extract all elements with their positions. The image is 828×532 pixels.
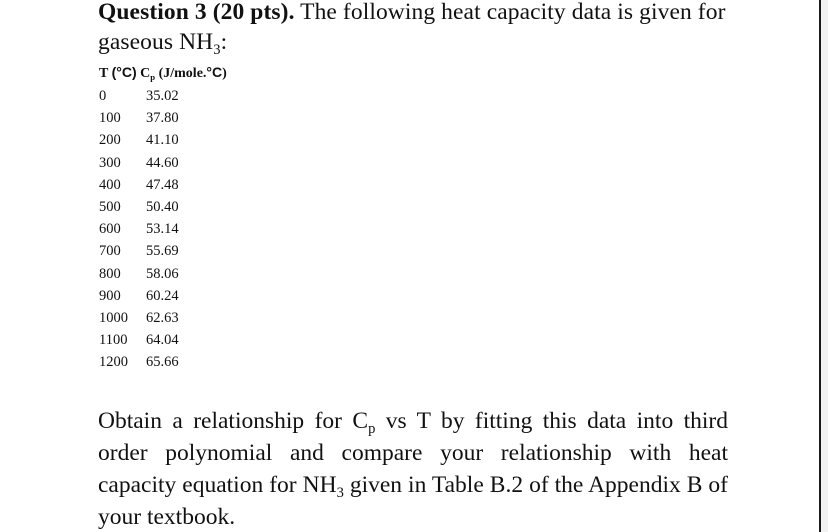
header-t-unit: (°C) bbox=[111, 64, 137, 80]
heat-capacity-cell: 65.66 bbox=[146, 354, 179, 371]
instruction-text-1: Obtain a relationship for C bbox=[98, 408, 369, 434]
temperature-cell: 700 bbox=[99, 243, 121, 260]
header-cp-symbol: C bbox=[140, 66, 151, 81]
temperature-cell: 1100 bbox=[99, 332, 128, 349]
table-header bbox=[99, 64, 227, 82]
instruction-text-2: vs T by fitting this data into third order polynomial and compare your relationship with heat capacity equation for NH bbox=[98, 408, 728, 498]
temperature-cell: 300 bbox=[99, 154, 121, 171]
temperature-cell: 1200 bbox=[99, 354, 128, 371]
temperature-cell: 1000 bbox=[99, 310, 128, 326]
question-subscript: 3 bbox=[213, 42, 221, 59]
heat-capacity-cell: 37.80 bbox=[146, 110, 179, 127]
heat-capacity-cell: 60.24 bbox=[146, 287, 179, 304]
header-cp-unit-open: (J/mole. bbox=[158, 66, 207, 81]
instruction-sub-2: 3 bbox=[336, 485, 344, 502]
heat-capacity-cell: 62.63 bbox=[146, 310, 179, 326]
temperature-cell: 0 bbox=[99, 88, 107, 104]
temperature-cell: 800 bbox=[99, 265, 121, 282]
window-right-edge bbox=[819, 0, 828, 532]
heat-capacity-cell: 58.06 bbox=[146, 265, 179, 282]
instruction-paragraph bbox=[98, 405, 728, 532]
temperature-cell: 100 bbox=[99, 110, 121, 127]
temperature-cell: 200 bbox=[99, 132, 121, 149]
temperature-cell: 900 bbox=[99, 287, 121, 304]
temperature-cell: 500 bbox=[99, 199, 121, 215]
temperature-cell: 400 bbox=[99, 176, 121, 193]
heat-capacity-cell: 53.14 bbox=[146, 221, 179, 238]
header-cp-unit-deg: °C bbox=[206, 64, 223, 80]
heat-capacity-cell: 50.40 bbox=[146, 199, 179, 215]
question-label: Question 3 (20 pts). bbox=[98, 0, 295, 25]
instruction-sub-1: p bbox=[368, 421, 376, 438]
heat-capacity-cell: 47.48 bbox=[146, 176, 179, 193]
temperature-cell: 600 bbox=[99, 221, 121, 238]
header-cp-sub: p bbox=[150, 72, 156, 83]
header-cp-unit-close: ) bbox=[222, 66, 227, 81]
heat-capacity-cell: 44.60 bbox=[146, 154, 179, 171]
question-heading bbox=[98, 0, 798, 57]
heat-capacity-cell: 41.10 bbox=[146, 132, 179, 149]
instruction-text-3: given in Table B.2 of the Appendix B of your textbook. bbox=[98, 472, 729, 530]
header-t-label: T bbox=[99, 66, 109, 81]
question-text: The following heat capacity data is given for gaseous NH bbox=[98, 0, 726, 55]
question-text-end: : bbox=[220, 29, 228, 55]
heat-capacity-cell: 55.69 bbox=[146, 243, 179, 260]
heat-capacity-cell: 64.04 bbox=[146, 332, 179, 349]
heat-capacity-cell: 35.02 bbox=[146, 88, 179, 104]
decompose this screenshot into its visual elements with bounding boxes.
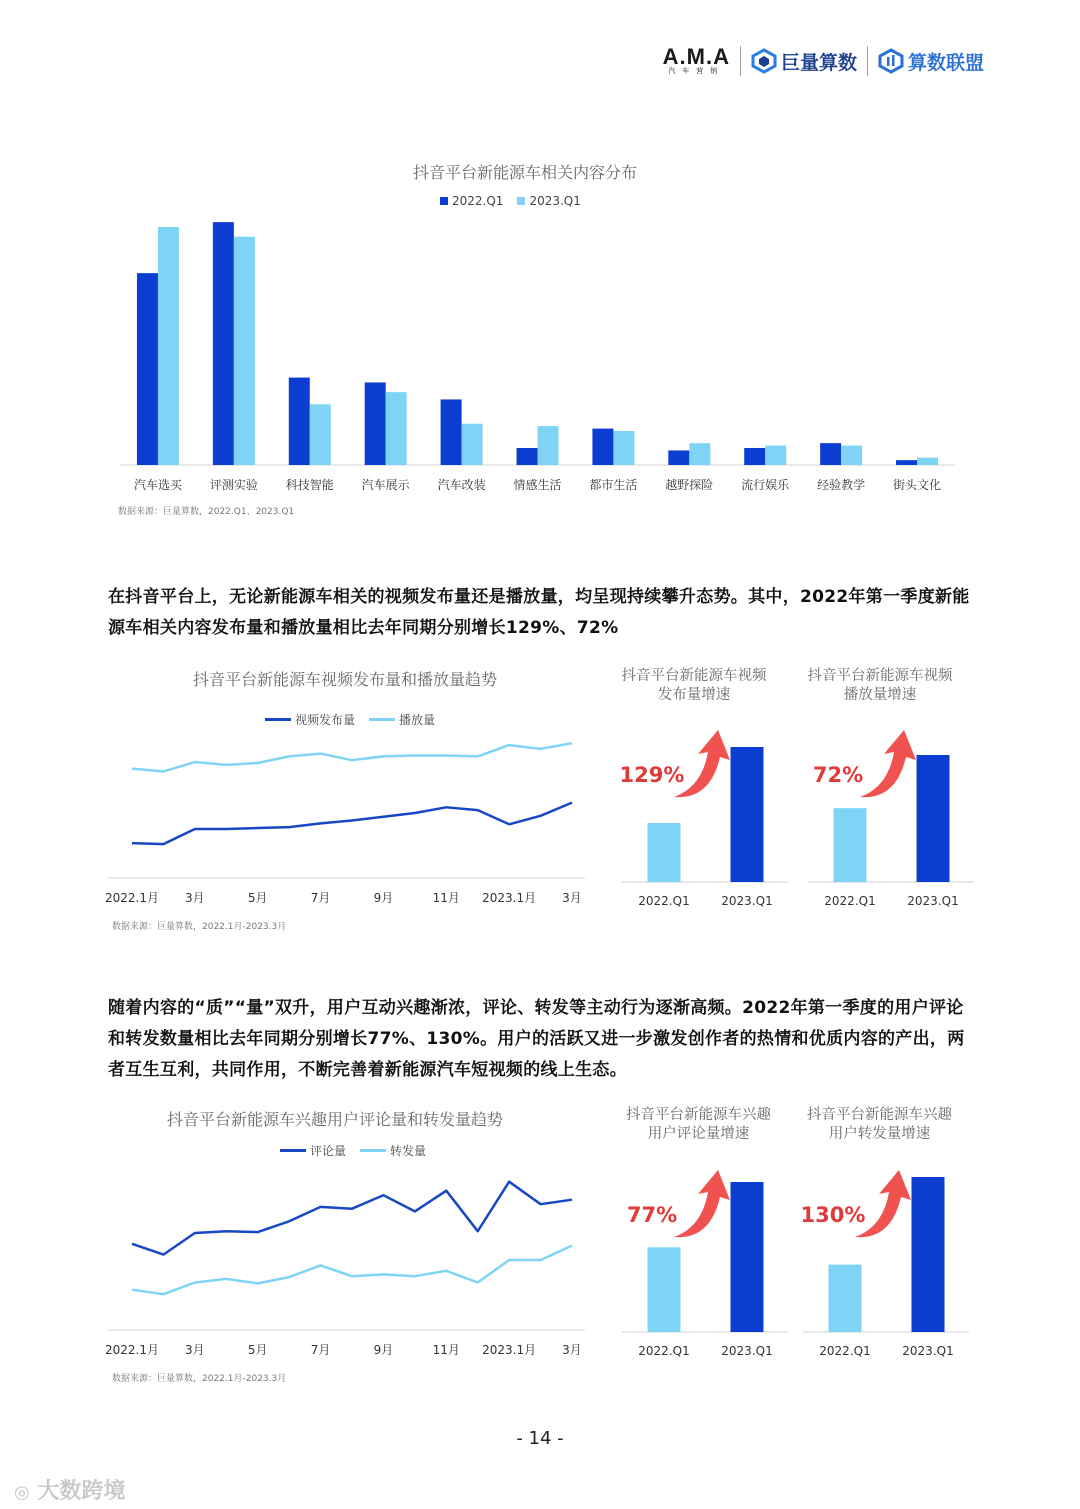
- chart5-title: 抖音平台新能源车兴趣用户评论量和转发量趋势: [166, 1110, 503, 1129]
- x-tick-label: 汽车选买: [133, 478, 182, 492]
- legend-swatch: [440, 197, 448, 205]
- x-tick-label: 汽车展示: [361, 478, 410, 492]
- x-tick-label: 2023.Q1: [902, 1344, 954, 1358]
- bar-2023q1: [538, 426, 559, 465]
- bar-2023q1: [731, 747, 764, 882]
- legend-item-plays: [369, 711, 435, 728]
- x-tick-label: 都市生活: [589, 478, 638, 492]
- x-tick-label: 2023.1月: [482, 1343, 537, 1357]
- chart4-title: [790, 667, 970, 705]
- watermark-text: 大数跨境: [37, 1479, 126, 1504]
- legend-item-posts: [265, 711, 355, 728]
- chart6-title: [606, 1106, 791, 1144]
- x-tick-label: 3月: [562, 1343, 582, 1357]
- x-tick-label: 2023.Q1: [721, 1344, 773, 1358]
- logo-divider: [740, 46, 741, 76]
- growth-percentage: 129%: [619, 763, 685, 787]
- juliang-logo-icon: [751, 48, 777, 74]
- comment-growth-bar-chart: [604, 1160, 794, 1365]
- juliang-logo-text: 巨量算数: [780, 51, 857, 74]
- x-tick-label: 7月: [310, 891, 331, 905]
- juliang-suanshu-logo: [751, 48, 857, 75]
- growth-percentage: 130%: [800, 1203, 866, 1227]
- chart2-legend: [265, 711, 435, 728]
- bar-2022q1: [896, 460, 917, 465]
- bar-2022q1: [592, 429, 613, 465]
- x-tick-label: 2023.1月: [482, 891, 537, 905]
- bar-2022q1: [668, 450, 689, 465]
- bar-2023q1: [310, 404, 331, 465]
- legend-item-2022q1: [440, 194, 503, 208]
- x-tick-label: 5月: [247, 891, 268, 905]
- chart2-source: 数据来源：巨量算数，2022.1月-2023.3月: [112, 922, 287, 932]
- legend-item-comments: [280, 1142, 346, 1159]
- bar-2023q1: [912, 1177, 945, 1332]
- bar-2022q1: [213, 222, 234, 465]
- bar-2023q1: [158, 227, 179, 465]
- x-tick-label: 9月: [373, 891, 394, 905]
- x-tick-label: 11月: [432, 1343, 460, 1357]
- bar-2023q1: [234, 237, 255, 465]
- x-tick-label: 2022.Q1: [824, 894, 876, 908]
- series-line-0: [132, 1182, 572, 1255]
- bar-2023q1: [386, 392, 407, 465]
- chart4-title-line2: 播放量增速: [843, 687, 917, 703]
- bar-2022q1: [365, 382, 386, 465]
- header-logos: [662, 43, 984, 76]
- post-growth-bar-chart: [604, 720, 794, 915]
- x-tick-label: 2023.Q1: [907, 894, 959, 908]
- bar-2022q1: [289, 378, 310, 465]
- chart2-title: 抖音平台新能源车视频发布量和播放量趋势: [192, 670, 497, 689]
- content-distribution-bar-chart: [110, 210, 970, 500]
- x-tick-label: 2022.1月: [105, 891, 159, 905]
- x-tick-label: 2022.1月: [105, 1343, 159, 1357]
- x-tick-label: 评测实验: [209, 478, 258, 492]
- series-line-1: [132, 1246, 572, 1295]
- chart5-legend: [280, 1142, 426, 1159]
- legend-item-2023q1: [517, 194, 580, 208]
- bar-2022q1: [648, 823, 681, 882]
- bar-2022q1: [829, 1265, 862, 1332]
- x-tick-label: 情感生活: [513, 478, 562, 492]
- x-tick-label: 11月: [432, 891, 460, 905]
- x-tick-label: 科技智能: [285, 478, 334, 492]
- chart1-title: 抖音平台新能源车相关内容分布: [412, 163, 637, 182]
- chart1-source: 数据来源：巨量算数，2022.Q1、2023.Q1: [118, 507, 295, 517]
- bar-2023q1: [462, 424, 483, 465]
- x-tick-label: 3月: [185, 1343, 205, 1357]
- bar-2023q1: [731, 1182, 764, 1332]
- paragraph-1: 在抖音平台上，无论新能源车相关的视频发布量还是播放量，均呈现持续攀升态势。其中，2022年第一季度新能源车相关内容发布量和播放量相比去年同期分别增长129%、72%: [108, 587, 970, 638]
- x-tick-label: 2022.Q1: [819, 1344, 871, 1358]
- series-line-1: [132, 743, 572, 771]
- bar-2022q1: [517, 448, 538, 465]
- suanshu-logo-icon: [878, 48, 904, 74]
- bar-2022q1: [744, 448, 765, 465]
- bar-2023q1: [765, 446, 786, 465]
- video-trend-line-chart: [100, 730, 590, 915]
- ama-logo-subtitle: 汽车营销: [668, 67, 725, 75]
- x-tick-label: 3月: [562, 891, 582, 905]
- bar-2023q1: [917, 755, 950, 882]
- bar-2023q1: [917, 458, 938, 465]
- play-growth-bar-chart: [790, 720, 980, 915]
- legend-swatch: [280, 1149, 306, 1152]
- bar-2022q1: [441, 399, 462, 465]
- chart3-title: [604, 667, 784, 705]
- x-tick-label: 汽车改装: [437, 478, 486, 492]
- legend-label: 视频发布量: [295, 713, 356, 727]
- legend-label: 2023.Q1: [529, 194, 581, 208]
- chart6-title-line2: 用户评论量增速: [647, 1126, 750, 1142]
- growth-arrow-icon: [860, 730, 916, 797]
- x-tick-label: 2022.Q1: [638, 1344, 690, 1358]
- legend-swatch: [265, 718, 291, 721]
- legend-label: 播放量: [399, 713, 436, 727]
- bar-2022q1: [648, 1247, 681, 1332]
- x-tick-label: 3月: [185, 891, 205, 905]
- chart5-source: 数据来源：巨量算数，2022.1月-2023.3月: [112, 1374, 287, 1384]
- chart1-legend: [440, 194, 581, 208]
- chart6-title-line1: 抖音平台新能源车兴趣: [626, 1107, 771, 1123]
- bar-2022q1: [137, 273, 158, 465]
- chart3-title-line2: 发布量增速: [657, 687, 731, 703]
- interaction-trend-line-chart: [100, 1170, 590, 1365]
- x-tick-label: 越野探险: [665, 478, 714, 492]
- legend-item-shares: [360, 1142, 426, 1159]
- logo-divider: [867, 46, 868, 76]
- ama-logo-text: A.M.A: [662, 43, 730, 69]
- chart3-title-line1: 抖音平台新能源车视频: [621, 668, 767, 684]
- bar-2023q1: [689, 443, 710, 465]
- page-number: - 14 -: [516, 1428, 564, 1449]
- bar-2023q1: [841, 446, 862, 465]
- bar-2022q1: [820, 443, 841, 465]
- x-tick-label: 2023.Q1: [721, 894, 773, 908]
- ama-logo: [662, 43, 730, 76]
- paragraph-2: 随着内容的“质”“量”双升，用户互动兴趣渐浓，评论、转发等主动行为逐渐高频。2022年第一季度的用户评论和转发数量相比去年同期分别增长77%、130%。用户的活跃又进一步激发创作者的热情和优质内容的产出，两者互生互利，共同作用，不断完善着新能源汽车短视频的线上生态。: [108, 998, 965, 1080]
- legend-label: 2022.Q1: [452, 194, 504, 208]
- growth-arrow-icon: [674, 1170, 730, 1237]
- chart7-title-line1: 抖音平台新能源车兴趣: [807, 1107, 952, 1123]
- watermark-icon: ◎: [14, 1482, 30, 1503]
- series-line-0: [132, 803, 572, 844]
- chart4-title-line1: 抖音平台新能源车视频: [807, 668, 953, 684]
- bar-2023q1: [613, 431, 634, 465]
- legend-swatch: [369, 718, 395, 721]
- chart7-title: [787, 1106, 972, 1144]
- share-growth-bar-chart: [785, 1160, 975, 1365]
- growth-percentage: 77%: [626, 1203, 678, 1227]
- x-tick-label: 2022.Q1: [638, 894, 690, 908]
- x-tick-label: 5月: [247, 1343, 268, 1357]
- x-tick-label: 街头文化: [893, 478, 942, 492]
- bar-2022q1: [834, 808, 867, 882]
- legend-label: 评论量: [310, 1144, 347, 1158]
- legend-label: 转发量: [390, 1144, 427, 1158]
- legend-swatch: [517, 197, 525, 205]
- growth-percentage: 72%: [812, 763, 864, 787]
- suanshu-logo-text: 算数联盟: [907, 51, 984, 74]
- suanshu-lianmeng-logo: [878, 48, 984, 75]
- x-tick-label: 9月: [373, 1343, 394, 1357]
- x-tick-label: 7月: [310, 1343, 331, 1357]
- watermark: [14, 1474, 125, 1505]
- x-tick-label: 流行娱乐: [741, 478, 790, 492]
- x-tick-label: 经验教学: [817, 478, 866, 492]
- legend-swatch: [360, 1149, 386, 1152]
- chart7-title-line2: 用户转发量增速: [828, 1126, 931, 1142]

───

#### GOAL OF THE EXERCISE:
Copy out the rows again, starting at the line that contains "- chart5-title: 抖音平台新能源车兴趣用户评论量和转发量趋势: [166, 1110, 503, 1129]" and stopping after the line that contains "- x-tick-label: 都市生活: [589, 478, 638, 492]".

#### ANSWER:
- chart5-title: 抖音平台新能源车兴趣用户评论量和转发量趋势: [166, 1110, 503, 1129]
- x-tick-label: 汽车选买: [133, 478, 182, 492]
- legend-swatch: [440, 197, 448, 205]
- x-tick-label: 汽车展示: [361, 478, 410, 492]
- x-tick-label: 2023.Q1: [902, 1344, 954, 1358]
- bar-2023q1: [538, 426, 559, 465]
- bar-2023q1: [731, 747, 764, 882]
- legend-item-plays: [369, 711, 435, 728]
- x-tick-label: 都市生活: [589, 478, 638, 492]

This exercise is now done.